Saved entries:

========================

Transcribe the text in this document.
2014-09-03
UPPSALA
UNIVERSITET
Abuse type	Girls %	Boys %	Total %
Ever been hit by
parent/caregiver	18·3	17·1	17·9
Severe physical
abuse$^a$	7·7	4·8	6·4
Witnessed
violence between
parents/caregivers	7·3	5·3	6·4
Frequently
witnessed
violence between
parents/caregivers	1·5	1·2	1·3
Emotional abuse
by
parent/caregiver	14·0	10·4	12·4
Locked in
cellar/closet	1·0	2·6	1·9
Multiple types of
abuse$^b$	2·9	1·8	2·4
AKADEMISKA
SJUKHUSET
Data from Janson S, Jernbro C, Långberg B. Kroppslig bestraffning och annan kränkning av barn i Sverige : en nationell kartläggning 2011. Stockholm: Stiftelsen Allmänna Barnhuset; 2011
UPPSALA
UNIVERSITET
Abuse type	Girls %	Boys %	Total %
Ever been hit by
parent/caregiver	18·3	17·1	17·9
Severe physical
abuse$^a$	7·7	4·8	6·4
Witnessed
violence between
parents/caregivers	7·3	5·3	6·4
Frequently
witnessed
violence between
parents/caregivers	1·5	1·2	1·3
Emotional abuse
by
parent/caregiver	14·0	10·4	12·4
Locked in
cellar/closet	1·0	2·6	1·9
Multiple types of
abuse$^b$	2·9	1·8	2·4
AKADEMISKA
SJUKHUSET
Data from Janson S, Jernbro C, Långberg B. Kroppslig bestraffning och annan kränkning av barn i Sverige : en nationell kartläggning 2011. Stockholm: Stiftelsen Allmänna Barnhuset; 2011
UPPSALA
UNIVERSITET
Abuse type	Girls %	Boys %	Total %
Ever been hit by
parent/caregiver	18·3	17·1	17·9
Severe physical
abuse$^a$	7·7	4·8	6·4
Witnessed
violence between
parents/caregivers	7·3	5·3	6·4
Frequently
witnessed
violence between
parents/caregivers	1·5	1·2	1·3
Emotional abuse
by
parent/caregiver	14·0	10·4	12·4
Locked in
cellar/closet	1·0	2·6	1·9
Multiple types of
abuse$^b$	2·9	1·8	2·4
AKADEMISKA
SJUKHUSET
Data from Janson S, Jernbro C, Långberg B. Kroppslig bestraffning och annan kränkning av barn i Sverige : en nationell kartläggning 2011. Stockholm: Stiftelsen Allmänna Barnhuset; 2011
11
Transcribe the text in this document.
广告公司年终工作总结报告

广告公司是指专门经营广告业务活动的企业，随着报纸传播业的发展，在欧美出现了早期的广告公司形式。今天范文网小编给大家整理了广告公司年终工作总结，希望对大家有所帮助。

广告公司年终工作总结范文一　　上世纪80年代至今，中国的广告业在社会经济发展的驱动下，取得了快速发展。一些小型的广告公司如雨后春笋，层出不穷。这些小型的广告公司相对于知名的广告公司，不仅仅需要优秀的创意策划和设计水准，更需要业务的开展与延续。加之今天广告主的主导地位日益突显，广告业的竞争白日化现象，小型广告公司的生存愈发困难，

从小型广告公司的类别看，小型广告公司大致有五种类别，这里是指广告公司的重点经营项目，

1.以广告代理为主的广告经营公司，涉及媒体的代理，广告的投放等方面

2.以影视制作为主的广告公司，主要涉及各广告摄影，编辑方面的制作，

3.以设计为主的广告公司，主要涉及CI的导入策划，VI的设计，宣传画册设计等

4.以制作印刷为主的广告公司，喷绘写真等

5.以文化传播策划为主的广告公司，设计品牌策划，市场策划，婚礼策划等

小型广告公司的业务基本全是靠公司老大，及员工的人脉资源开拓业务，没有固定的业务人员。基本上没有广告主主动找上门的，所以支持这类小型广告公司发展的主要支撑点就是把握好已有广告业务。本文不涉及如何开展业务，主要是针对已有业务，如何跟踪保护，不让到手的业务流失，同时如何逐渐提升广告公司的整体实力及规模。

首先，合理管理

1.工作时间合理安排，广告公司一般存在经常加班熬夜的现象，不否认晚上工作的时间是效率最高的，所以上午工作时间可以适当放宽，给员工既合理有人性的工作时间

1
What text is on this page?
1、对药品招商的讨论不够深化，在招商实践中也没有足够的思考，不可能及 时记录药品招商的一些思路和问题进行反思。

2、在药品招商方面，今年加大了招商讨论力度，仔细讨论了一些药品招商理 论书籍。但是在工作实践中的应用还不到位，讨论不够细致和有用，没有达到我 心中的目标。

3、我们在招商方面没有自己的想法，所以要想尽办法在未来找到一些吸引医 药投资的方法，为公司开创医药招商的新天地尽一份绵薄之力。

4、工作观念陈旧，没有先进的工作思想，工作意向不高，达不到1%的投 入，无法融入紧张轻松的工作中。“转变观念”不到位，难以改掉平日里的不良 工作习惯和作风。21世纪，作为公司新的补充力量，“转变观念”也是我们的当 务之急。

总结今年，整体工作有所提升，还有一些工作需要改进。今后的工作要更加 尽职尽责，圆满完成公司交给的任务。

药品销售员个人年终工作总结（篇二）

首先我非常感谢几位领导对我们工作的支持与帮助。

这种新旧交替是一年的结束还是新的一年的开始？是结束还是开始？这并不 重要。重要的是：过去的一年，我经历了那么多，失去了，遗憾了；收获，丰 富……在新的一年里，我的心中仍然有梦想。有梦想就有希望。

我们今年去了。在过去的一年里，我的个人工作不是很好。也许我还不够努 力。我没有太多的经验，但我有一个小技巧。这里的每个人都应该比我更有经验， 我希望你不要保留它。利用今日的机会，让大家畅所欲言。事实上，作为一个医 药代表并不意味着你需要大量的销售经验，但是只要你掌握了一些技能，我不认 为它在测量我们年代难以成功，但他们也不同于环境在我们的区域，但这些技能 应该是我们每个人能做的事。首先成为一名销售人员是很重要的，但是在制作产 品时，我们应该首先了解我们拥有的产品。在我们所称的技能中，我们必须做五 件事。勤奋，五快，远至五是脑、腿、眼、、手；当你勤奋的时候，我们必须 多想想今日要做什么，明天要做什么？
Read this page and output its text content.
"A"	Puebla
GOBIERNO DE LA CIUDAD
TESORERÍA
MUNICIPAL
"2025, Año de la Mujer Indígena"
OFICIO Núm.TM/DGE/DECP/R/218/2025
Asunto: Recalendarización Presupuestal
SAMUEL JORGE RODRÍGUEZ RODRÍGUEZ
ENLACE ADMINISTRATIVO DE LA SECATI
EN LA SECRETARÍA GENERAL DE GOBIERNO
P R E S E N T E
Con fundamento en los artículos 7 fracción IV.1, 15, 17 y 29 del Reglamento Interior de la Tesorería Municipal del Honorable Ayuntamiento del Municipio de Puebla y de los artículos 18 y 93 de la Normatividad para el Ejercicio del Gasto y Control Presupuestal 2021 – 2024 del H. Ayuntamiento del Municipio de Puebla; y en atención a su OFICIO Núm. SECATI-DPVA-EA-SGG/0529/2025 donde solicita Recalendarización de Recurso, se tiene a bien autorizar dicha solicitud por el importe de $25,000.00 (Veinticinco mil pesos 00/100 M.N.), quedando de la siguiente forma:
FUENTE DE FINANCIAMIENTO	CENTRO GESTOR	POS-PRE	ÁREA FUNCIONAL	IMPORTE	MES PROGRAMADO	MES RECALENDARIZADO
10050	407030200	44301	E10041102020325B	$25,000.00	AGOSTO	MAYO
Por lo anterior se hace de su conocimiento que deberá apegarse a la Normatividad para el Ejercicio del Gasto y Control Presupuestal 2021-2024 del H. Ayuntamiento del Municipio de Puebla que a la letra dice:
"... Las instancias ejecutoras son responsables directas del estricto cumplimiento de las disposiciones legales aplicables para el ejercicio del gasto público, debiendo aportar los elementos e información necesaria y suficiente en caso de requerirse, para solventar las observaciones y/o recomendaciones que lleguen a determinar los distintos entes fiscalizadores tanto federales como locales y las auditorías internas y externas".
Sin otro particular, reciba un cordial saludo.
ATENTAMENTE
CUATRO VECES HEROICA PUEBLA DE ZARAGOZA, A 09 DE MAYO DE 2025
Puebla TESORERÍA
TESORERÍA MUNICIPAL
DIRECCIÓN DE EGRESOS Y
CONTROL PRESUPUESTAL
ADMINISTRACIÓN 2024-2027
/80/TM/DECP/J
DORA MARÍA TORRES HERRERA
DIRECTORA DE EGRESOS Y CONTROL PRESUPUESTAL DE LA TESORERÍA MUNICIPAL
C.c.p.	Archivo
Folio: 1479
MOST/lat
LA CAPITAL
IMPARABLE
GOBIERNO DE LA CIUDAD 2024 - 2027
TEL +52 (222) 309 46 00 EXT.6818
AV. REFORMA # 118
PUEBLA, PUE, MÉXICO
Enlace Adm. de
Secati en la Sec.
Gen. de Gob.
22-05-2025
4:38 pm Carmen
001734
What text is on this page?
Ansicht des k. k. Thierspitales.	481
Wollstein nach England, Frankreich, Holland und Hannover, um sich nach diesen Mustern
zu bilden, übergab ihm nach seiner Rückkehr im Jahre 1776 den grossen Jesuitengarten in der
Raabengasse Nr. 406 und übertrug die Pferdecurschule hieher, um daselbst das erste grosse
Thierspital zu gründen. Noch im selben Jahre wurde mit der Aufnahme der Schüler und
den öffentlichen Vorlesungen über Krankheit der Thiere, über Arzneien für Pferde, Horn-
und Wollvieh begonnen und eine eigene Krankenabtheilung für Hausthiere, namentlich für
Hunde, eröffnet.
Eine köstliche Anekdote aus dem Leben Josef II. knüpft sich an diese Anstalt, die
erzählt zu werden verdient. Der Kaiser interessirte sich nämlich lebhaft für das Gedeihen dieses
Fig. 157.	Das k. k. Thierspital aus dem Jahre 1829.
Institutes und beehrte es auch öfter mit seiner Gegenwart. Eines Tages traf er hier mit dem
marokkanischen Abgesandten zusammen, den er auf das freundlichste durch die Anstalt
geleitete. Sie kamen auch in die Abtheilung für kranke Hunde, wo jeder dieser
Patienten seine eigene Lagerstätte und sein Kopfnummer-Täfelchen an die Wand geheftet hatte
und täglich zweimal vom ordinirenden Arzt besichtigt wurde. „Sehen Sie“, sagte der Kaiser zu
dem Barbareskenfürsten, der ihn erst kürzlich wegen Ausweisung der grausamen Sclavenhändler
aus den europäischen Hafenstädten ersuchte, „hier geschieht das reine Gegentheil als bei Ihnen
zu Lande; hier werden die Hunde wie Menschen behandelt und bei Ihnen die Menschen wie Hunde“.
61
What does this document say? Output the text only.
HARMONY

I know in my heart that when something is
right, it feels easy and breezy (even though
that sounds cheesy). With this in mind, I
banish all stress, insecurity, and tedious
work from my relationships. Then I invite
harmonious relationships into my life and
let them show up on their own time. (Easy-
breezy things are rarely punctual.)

========================

What you should do
Pull out every line holding "Anstalt" from the records above, and copy it.

Result for this task
Eine köstliche Anekdote aus dem Leben Josef II. knüpft sich an diese Anstalt, die
marokkanischen Abgesandten zusammen, den er auf das freundlichste durch die Anstalt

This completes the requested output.